Omit all images. Write out the rest of the material exactly.

-- START OF DATA EXTRACT --

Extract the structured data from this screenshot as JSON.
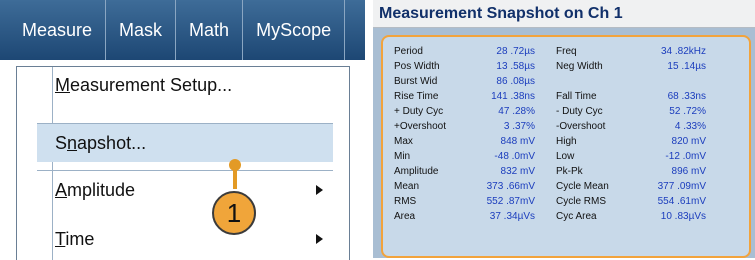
{
  "menubar": {
    "items": [
      "Measure",
      "Mask",
      "Math",
      "MyScope"
    ]
  },
  "dropdown": {
    "items": [
      {
        "pre": "",
        "acc": "M",
        "post": "easurement Setup...",
        "submenu": false
      },
      {
        "pre": "S",
        "acc": "n",
        "post": "apshot...",
        "submenu": false
      },
      {
        "pre": "",
        "acc": "A",
        "post": "mplitude",
        "submenu": true
      },
      {
        "pre": "",
        "acc": "T",
        "post": "ime",
        "submenu": true
      }
    ]
  },
  "callout": {
    "number": "1"
  },
  "snapshot": {
    "title": "Measurement Snapshot on Ch 1",
    "rows": [
      {
        "l_label": "Period",
        "l_value": "28 .72µs",
        "r_label": "Freq",
        "r_value": "34 .82kHz"
      },
      {
        "l_label": "Pos Width",
        "l_value": "13 .58µs",
        "r_label": "Neg Width",
        "r_value": "15 .14µs"
      },
      {
        "l_label": "Burst Wid",
        "l_value": "86 .08µs",
        "r_label": "",
        "r_value": ""
      },
      {
        "l_label": "Rise Time",
        "l_value": "141 .38ns",
        "r_label": "Fall Time",
        "r_value": "68 .33ns"
      },
      {
        "l_label": "+ Duty Cyc",
        "l_value": "47 .28%",
        "r_label": "- Duty Cyc",
        "r_value": "52 .72%"
      },
      {
        "l_label": "+Overshoot",
        "l_value": "3 .37%",
        "r_label": "-Overshoot",
        "r_value": "4 .33%"
      },
      {
        "l_label": "Max",
        "l_value": "848 mV",
        "r_label": "High",
        "r_value": "820 mV"
      },
      {
        "l_label": "Min",
        "l_value": "-48 .0mV",
        "r_label": "Low",
        "r_value": "-12 .0mV"
      },
      {
        "l_label": "Amplitude",
        "l_value": "832 mV",
        "r_label": "Pk-Pk",
        "r_value": "896 mV"
      },
      {
        "l_label": "Mean",
        "l_value": "373 .66mV",
        "r_label": "Cycle Mean",
        "r_value": "377 .09mV"
      },
      {
        "l_label": "RMS",
        "l_value": "552 .87mV",
        "r_label": "Cycle RMS",
        "r_value": "554 .61mV"
      },
      {
        "l_label": "Area",
        "l_value": "37 .34µVs",
        "r_label": "Cyc Area",
        "r_value": "10 .83µVs"
      }
    ]
  }
}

-- END OF DATA EXTRACT --

[REPLY TO THE TASK]:
Extract the structured data from this screenshot as JSON.
{
  "menubar": {
    "items": [
      "Measure",
      "Mask",
      "Math",
      "MyScope"
    ]
  },
  "dropdown": {
    "items": [
      {
        "pre": "",
        "acc": "M",
        "post": "easurement Setup...",
        "submenu": false
      },
      {
        "pre": "S",
        "acc": "n",
        "post": "apshot...",
        "submenu": false
      },
      {
        "pre": "",
        "acc": "A",
        "post": "mplitude",
        "submenu": true
      },
      {
        "pre": "",
        "acc": "T",
        "post": "ime",
        "submenu": true
      }
    ]
  },
  "callout": {
    "number": "1"
  },
  "snapshot": {
    "title": "Measurement Snapshot on Ch 1",
    "rows": [
      {
        "l_label": "Period",
        "l_value": "28 .72µs",
        "r_label": "Freq",
        "r_value": "34 .82kHz"
      },
      {
        "l_label": "Pos Width",
        "l_value": "13 .58µs",
        "r_label": "Neg Width",
        "r_value": "15 .14µs"
      },
      {
        "l_label": "Burst Wid",
        "l_value": "86 .08µs",
        "r_label": "",
        "r_value": ""
      },
      {
        "l_label": "Rise Time",
        "l_value": "141 .38ns",
        "r_label": "Fall Time",
        "r_value": "68 .33ns"
      },
      {
        "l_label": "+ Duty Cyc",
        "l_value": "47 .28%",
        "r_label": "- Duty Cyc",
        "r_value": "52 .72%"
      },
      {
        "l_label": "+Overshoot",
        "l_value": "3 .37%",
        "r_label": "-Overshoot",
        "r_value": "4 .33%"
      },
      {
        "l_label": "Max",
        "l_value": "848 mV",
        "r_label": "High",
        "r_value": "820 mV"
      },
      {
        "l_label": "Min",
        "l_value": "-48 .0mV",
        "r_label": "Low",
        "r_value": "-12 .0mV"
      },
      {
        "l_label": "Amplitude",
        "l_value": "832 mV",
        "r_label": "Pk-Pk",
        "r_value": "896 mV"
      },
      {
        "l_label": "Mean",
        "l_value": "373 .66mV",
        "r_label": "Cycle Mean",
        "r_value": "377 .09mV"
      },
      {
        "l_label": "RMS",
        "l_value": "552 .87mV",
        "r_label": "Cycle RMS",
        "r_value": "554 .61mV"
      },
      {
        "l_label": "Area",
        "l_value": "37 .34µVs",
        "r_label": "Cyc Area",
        "r_value": "10 .83µVs"
      }
    ]
  }
}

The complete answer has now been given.